**What this task involves**: List each line in which the string "ndemanding" appears.
====== Listing ======
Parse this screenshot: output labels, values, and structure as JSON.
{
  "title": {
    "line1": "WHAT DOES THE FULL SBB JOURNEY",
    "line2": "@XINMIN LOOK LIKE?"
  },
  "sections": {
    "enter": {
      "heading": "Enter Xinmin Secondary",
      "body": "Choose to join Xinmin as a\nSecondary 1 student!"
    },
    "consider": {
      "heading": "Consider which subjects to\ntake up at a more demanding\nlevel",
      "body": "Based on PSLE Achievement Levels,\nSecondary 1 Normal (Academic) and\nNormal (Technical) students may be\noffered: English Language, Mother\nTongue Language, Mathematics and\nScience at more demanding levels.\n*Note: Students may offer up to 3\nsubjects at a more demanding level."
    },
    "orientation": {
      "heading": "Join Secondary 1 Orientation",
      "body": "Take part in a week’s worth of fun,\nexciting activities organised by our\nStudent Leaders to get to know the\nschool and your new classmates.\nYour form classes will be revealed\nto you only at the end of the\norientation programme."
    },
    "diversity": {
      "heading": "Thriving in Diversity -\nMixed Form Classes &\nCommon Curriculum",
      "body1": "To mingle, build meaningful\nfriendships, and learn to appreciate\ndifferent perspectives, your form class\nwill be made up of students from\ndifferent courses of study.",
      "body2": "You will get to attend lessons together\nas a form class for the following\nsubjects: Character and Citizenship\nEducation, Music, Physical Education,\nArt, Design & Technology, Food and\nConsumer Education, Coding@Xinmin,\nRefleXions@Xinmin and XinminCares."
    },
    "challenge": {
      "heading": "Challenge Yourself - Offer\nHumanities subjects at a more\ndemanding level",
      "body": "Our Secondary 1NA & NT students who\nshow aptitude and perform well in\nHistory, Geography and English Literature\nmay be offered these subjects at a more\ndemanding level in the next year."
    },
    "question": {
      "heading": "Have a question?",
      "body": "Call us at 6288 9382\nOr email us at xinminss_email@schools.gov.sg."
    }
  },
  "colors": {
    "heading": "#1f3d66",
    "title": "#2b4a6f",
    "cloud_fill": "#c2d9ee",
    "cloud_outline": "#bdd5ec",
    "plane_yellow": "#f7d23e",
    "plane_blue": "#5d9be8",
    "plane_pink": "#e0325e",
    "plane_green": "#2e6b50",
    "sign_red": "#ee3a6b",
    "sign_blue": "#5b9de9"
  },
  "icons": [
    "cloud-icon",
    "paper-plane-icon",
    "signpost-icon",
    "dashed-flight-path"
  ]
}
======
**Solution below**:
      "heading": "Challenge Yourself - Offer\nHumanities subjects at a more\ndemanding level",
      "body": "Our Secondary 1NA & NT students who\nshow aptitude and perform well in\nHistory, Geography and English Literature\nmay be offered these subjects at a more\ndemanding level in the next year."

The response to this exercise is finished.